Exact reproduction of the data is required, with images excluded.

(Figure collection entries)

-------------------------

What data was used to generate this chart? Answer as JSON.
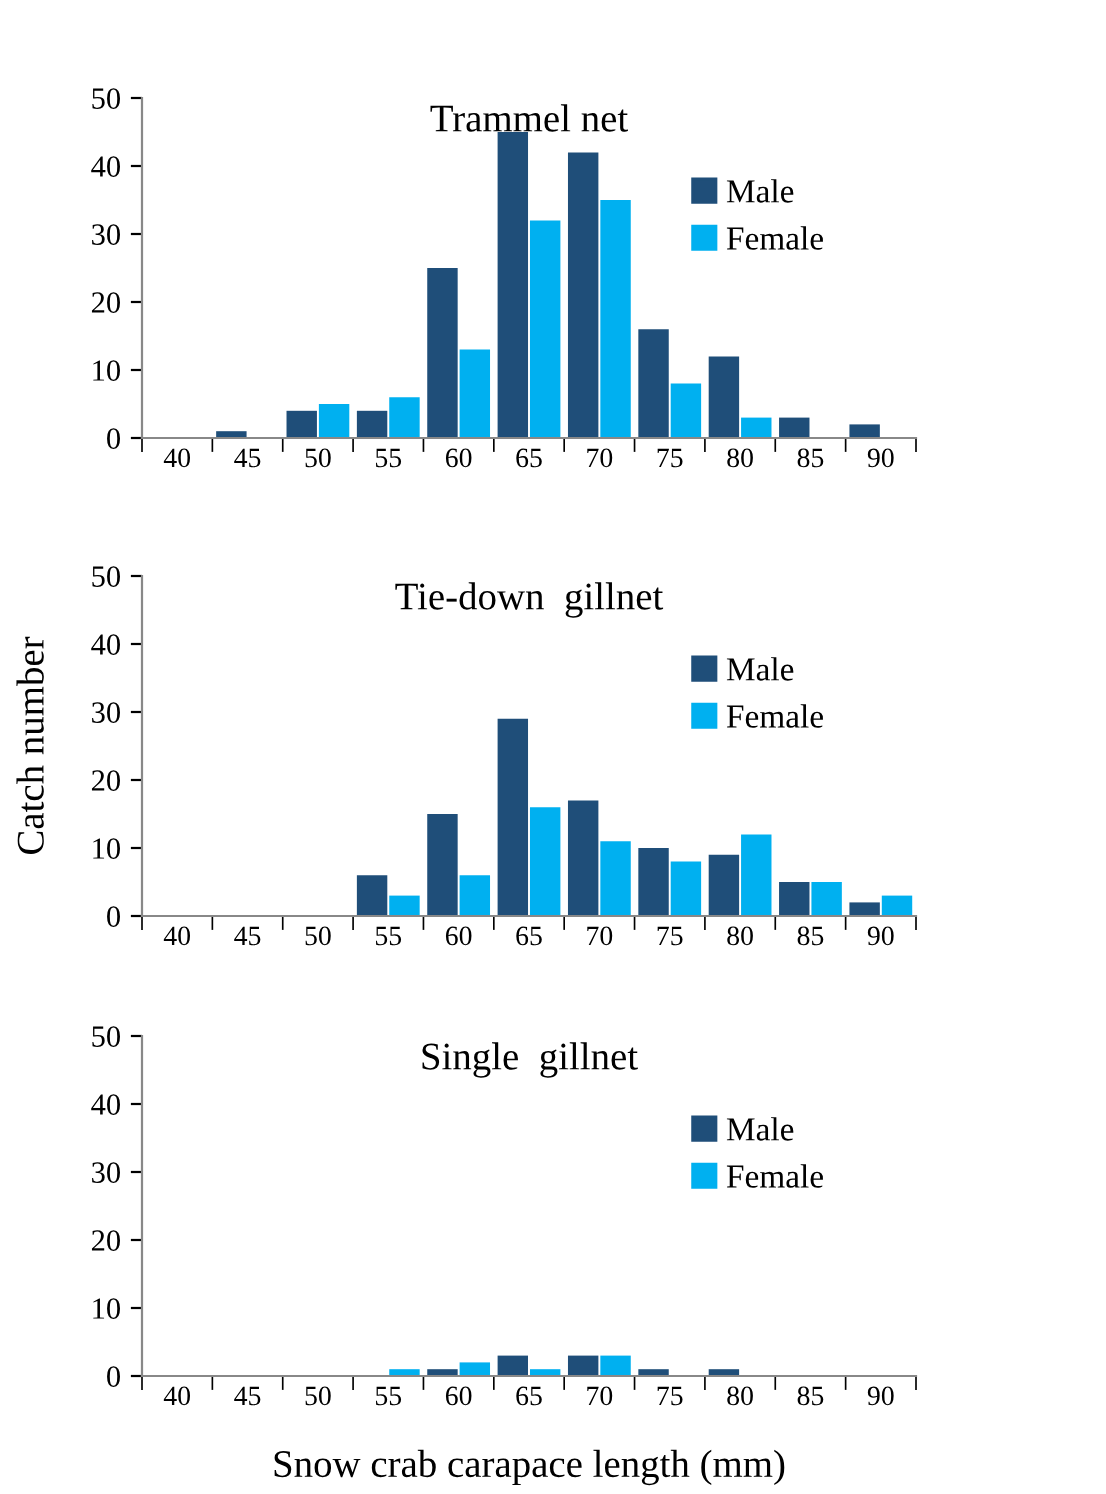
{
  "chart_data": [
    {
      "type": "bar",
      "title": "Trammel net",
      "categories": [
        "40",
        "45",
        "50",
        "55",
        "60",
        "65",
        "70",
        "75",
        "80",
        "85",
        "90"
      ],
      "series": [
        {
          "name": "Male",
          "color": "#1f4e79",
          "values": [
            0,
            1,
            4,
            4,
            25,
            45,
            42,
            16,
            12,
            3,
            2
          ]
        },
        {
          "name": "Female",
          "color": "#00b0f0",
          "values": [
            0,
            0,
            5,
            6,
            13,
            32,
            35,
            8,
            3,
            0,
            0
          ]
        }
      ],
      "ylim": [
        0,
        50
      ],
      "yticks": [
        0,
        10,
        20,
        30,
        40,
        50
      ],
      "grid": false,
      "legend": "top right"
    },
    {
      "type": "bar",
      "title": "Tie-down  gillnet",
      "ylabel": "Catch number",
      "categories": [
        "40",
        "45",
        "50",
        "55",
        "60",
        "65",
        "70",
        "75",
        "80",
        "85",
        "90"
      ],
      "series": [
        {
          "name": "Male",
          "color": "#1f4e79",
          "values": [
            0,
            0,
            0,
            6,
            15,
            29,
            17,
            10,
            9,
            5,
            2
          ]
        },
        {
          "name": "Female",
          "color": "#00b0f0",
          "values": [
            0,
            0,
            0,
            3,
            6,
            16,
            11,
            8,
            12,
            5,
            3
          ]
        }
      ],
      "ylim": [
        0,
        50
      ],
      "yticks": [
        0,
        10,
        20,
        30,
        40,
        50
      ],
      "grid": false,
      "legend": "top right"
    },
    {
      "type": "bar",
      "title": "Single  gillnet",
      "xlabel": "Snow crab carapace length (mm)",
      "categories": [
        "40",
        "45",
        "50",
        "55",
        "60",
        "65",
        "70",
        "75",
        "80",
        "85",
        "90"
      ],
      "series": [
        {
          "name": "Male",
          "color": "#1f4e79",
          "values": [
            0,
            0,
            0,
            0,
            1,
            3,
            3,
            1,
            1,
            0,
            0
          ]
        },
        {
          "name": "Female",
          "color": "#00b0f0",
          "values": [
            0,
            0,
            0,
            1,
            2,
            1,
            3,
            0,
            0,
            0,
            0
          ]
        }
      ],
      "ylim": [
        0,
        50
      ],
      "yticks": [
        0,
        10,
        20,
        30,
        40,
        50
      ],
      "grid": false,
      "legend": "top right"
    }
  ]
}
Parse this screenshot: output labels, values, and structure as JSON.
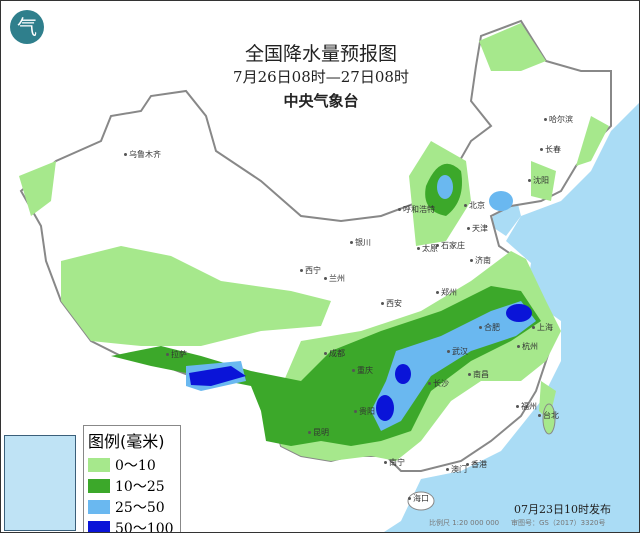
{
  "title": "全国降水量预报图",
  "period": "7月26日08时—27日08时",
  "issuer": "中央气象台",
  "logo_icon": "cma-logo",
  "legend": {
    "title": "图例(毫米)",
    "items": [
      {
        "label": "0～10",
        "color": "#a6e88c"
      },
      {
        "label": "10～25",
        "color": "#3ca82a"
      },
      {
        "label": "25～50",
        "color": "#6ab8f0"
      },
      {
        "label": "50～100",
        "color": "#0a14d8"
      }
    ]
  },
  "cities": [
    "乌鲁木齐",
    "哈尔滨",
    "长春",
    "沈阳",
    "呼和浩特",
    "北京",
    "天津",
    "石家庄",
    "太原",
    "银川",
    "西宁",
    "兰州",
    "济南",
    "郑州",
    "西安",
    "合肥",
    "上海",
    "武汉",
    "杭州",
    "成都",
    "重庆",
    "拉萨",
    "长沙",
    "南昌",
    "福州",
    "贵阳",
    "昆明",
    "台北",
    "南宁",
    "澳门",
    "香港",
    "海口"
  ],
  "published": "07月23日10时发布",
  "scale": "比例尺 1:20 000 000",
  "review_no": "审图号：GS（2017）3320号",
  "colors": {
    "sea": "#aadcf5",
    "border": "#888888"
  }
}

-------------------------

FULL ANSWER:
What data was used to generate this chart? Answer as JSON.
{
  "chart_data": [
    {
      "type": "bar",
      "title": "Trammel net",
      "categories": [
        "40",
        "45",
        "50",
        "55",
        "60",
        "65",
        "70",
        "75",
        "80",
        "85",
        "90"
      ],
      "series": [
        {
          "name": "Male",
          "color": "#1f4e79",
          "values": [
            0,
            1,
            4,
            4,
            25,
            45,
            42,
            16,
            12,
            3,
            2
          ]
        },
        {
          "name": "Female",
          "color": "#00b0f0",
          "values": [
            0,
            0,
            5,
            6,
            13,
            32,
            35,
            8,
            3,
            0,
            0
          ]
        }
      ],
      "ylim": [
        0,
        50
      ],
      "yticks": [
        0,
        10,
        20,
        30,
        40,
        50
      ],
      "grid": false,
      "legend": "top right"
    },
    {
      "type": "bar",
      "title": "Tie-down  gillnet",
      "ylabel": "Catch number",
      "categories": [
        "40",
        "45",
        "50",
        "55",
        "60",
        "65",
        "70",
        "75",
        "80",
        "85",
        "90"
      ],
      "series": [
        {
          "name": "Male",
          "color": "#1f4e79",
          "values": [
            0,
            0,
            0,
            6,
            15,
            29,
            17,
            10,
            9,
            5,
            2
          ]
        },
        {
          "name": "Female",
          "color": "#00b0f0",
          "values": [
            0,
            0,
            0,
            3,
            6,
            16,
            11,
            8,
            12,
            5,
            3
          ]
        }
      ],
      "ylim": [
        0,
        50
      ],
      "yticks": [
        0,
        10,
        20,
        30,
        40,
        50
      ],
      "grid": false,
      "legend": "top right"
    },
    {
      "type": "bar",
      "title": "Single  gillnet",
      "xlabel": "Snow crab carapace length (mm)",
      "categories": [
        "40",
        "45",
        "50",
        "55",
        "60",
        "65",
        "70",
        "75",
        "80",
        "85",
        "90"
      ],
      "series": [
        {
          "name": "Male",
          "color": "#1f4e79",
          "values": [
            0,
            0,
            0,
            0,
            1,
            3,
            3,
            1,
            1,
            0,
            0
          ]
        },
        {
          "name": "Female",
          "color": "#00b0f0",
          "values": [
            0,
            0,
            0,
            1,
            2,
            1,
            3,
            0,
            0,
            0,
            0
          ]
        }
      ],
      "ylim": [
        0,
        50
      ],
      "yticks": [
        0,
        10,
        20,
        30,
        40,
        50
      ],
      "grid": false,
      "legend": "top right"
    }
  ]
}
Parse this screenshot: output labels, values, and structure as JSON.
{
  "title": "全国降水量预报图",
  "period": "7月26日08时—27日08时",
  "issuer": "中央气象台",
  "logo_icon": "cma-logo",
  "legend": {
    "title": "图例(毫米)",
    "items": [
      {
        "label": "0～10",
        "color": "#a6e88c"
      },
      {
        "label": "10～25",
        "color": "#3ca82a"
      },
      {
        "label": "25～50",
        "color": "#6ab8f0"
      },
      {
        "label": "50～100",
        "color": "#0a14d8"
      }
    ]
  },
  "cities": [
    "乌鲁木齐",
    "哈尔滨",
    "长春",
    "沈阳",
    "呼和浩特",
    "北京",
    "天津",
    "石家庄",
    "太原",
    "银川",
    "西宁",
    "兰州",
    "济南",
    "郑州",
    "西安",
    "合肥",
    "上海",
    "武汉",
    "杭州",
    "成都",
    "重庆",
    "拉萨",
    "长沙",
    "南昌",
    "福州",
    "贵阳",
    "昆明",
    "台北",
    "南宁",
    "澳门",
    "香港",
    "海口"
  ],
  "published": "07月23日10时发布",
  "scale": "比例尺 1:20 000 000",
  "review_no": "审图号：GS（2017）3320号",
  "colors": {
    "sea": "#aadcf5",
    "border": "#888888"
  }
}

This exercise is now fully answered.